Task => Collect every line of the records below that contains the word "title".

Data excerpts =>

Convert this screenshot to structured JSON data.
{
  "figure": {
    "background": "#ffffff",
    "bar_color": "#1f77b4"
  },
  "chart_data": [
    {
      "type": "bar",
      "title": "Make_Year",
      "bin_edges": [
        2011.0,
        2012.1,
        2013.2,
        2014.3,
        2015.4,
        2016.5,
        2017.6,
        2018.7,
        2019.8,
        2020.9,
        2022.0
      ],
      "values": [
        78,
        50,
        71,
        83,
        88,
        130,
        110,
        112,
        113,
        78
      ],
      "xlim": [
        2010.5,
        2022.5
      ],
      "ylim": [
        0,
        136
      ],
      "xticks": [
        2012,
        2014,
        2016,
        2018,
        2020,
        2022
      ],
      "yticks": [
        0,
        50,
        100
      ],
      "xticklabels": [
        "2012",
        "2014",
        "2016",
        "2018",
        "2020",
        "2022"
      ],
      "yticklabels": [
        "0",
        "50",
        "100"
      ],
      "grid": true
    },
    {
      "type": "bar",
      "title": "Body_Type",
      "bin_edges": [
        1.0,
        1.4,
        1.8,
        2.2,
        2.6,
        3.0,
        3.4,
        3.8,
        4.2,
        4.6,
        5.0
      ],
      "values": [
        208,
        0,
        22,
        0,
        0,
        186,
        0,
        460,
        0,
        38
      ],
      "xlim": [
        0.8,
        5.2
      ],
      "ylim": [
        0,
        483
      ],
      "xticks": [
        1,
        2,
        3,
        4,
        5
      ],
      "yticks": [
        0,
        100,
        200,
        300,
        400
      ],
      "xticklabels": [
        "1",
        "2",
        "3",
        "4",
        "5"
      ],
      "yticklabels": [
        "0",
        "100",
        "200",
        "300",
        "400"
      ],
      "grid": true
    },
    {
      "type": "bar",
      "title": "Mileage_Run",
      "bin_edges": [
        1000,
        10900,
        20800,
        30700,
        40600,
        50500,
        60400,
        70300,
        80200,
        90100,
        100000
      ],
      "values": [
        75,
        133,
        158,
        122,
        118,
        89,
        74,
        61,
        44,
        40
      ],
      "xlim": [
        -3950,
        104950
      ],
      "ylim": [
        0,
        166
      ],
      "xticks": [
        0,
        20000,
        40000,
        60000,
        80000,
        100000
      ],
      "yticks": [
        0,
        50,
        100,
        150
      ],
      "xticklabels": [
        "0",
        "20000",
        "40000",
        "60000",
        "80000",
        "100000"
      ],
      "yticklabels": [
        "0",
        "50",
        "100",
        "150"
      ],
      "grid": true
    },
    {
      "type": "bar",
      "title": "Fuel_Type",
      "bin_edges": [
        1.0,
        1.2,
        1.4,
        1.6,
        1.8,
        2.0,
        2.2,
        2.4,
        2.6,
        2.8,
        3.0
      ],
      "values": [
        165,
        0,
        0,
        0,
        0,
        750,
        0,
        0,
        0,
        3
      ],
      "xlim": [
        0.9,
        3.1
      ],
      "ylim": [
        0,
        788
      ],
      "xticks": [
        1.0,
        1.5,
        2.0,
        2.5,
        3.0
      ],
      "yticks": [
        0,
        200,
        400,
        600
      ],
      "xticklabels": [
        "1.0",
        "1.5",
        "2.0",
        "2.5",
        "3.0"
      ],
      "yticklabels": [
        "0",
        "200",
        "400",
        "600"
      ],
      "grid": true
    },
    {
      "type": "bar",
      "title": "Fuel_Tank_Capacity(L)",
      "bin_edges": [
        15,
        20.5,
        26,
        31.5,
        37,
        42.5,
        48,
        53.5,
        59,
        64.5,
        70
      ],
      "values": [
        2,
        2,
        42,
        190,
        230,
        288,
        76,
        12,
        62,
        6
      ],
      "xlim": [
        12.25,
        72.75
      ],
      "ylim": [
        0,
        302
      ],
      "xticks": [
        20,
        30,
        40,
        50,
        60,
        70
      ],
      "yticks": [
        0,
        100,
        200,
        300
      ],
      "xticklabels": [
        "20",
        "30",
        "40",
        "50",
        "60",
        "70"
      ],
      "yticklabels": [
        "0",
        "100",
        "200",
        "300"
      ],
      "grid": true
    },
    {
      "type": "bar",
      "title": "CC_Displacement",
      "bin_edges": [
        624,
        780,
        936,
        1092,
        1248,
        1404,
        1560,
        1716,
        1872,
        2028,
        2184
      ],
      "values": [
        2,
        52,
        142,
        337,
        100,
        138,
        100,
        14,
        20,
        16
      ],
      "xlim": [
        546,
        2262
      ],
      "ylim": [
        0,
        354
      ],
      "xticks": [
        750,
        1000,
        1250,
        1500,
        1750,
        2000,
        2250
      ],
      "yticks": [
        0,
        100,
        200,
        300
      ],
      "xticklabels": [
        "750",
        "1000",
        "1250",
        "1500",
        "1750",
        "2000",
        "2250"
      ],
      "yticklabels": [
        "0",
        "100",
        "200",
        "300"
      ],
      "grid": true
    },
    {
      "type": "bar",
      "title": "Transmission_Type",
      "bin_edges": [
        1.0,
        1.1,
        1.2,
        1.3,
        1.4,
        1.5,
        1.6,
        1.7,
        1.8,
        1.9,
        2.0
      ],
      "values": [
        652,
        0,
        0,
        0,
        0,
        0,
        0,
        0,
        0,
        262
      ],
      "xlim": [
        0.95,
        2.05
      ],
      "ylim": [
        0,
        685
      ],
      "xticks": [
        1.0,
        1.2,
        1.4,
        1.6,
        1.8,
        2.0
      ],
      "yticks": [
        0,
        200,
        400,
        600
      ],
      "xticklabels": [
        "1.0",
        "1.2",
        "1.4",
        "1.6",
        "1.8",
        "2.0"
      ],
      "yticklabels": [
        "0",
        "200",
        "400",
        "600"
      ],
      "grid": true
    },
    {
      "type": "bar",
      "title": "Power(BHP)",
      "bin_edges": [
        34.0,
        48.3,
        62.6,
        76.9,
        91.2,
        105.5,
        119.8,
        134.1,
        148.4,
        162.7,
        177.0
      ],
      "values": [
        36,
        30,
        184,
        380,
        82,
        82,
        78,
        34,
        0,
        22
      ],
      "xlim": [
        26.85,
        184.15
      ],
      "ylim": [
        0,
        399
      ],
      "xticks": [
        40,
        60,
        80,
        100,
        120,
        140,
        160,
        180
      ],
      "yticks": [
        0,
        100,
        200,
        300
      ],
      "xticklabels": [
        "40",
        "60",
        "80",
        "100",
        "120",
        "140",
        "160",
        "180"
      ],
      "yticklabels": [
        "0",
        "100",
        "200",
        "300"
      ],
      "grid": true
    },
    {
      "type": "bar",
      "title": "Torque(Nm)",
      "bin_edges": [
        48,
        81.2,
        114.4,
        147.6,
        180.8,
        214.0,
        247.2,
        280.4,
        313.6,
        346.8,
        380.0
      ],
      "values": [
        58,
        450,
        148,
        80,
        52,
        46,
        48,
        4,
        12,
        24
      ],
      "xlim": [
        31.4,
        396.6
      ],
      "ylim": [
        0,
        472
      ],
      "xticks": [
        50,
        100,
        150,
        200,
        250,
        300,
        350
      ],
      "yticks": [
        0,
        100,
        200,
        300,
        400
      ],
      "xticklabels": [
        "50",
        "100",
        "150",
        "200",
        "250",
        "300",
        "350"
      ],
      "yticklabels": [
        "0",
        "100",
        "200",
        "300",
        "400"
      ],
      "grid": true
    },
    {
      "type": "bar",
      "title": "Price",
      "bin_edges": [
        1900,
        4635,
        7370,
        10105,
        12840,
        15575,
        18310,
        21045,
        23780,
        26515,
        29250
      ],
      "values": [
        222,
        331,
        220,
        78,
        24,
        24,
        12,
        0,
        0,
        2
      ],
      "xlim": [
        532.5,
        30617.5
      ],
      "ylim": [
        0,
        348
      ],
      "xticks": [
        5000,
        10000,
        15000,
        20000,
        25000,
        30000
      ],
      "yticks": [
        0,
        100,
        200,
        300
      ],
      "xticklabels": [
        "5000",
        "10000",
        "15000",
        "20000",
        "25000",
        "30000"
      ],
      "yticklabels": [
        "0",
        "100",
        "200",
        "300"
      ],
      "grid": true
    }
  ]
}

Reply to the exercise =>
      "title": "Make_Year",
      "title": "Body_Type",
      "title": "Mileage_Run",
      "title": "Fuel_Type",
      "title": "Fuel_Tank_Capacity(L)",
      "title": "CC_Displacement",
      "title": "Transmission_Type",
      "title": "Power(BHP)",
      "title": "Torque(Nm)",
      "title": "Price",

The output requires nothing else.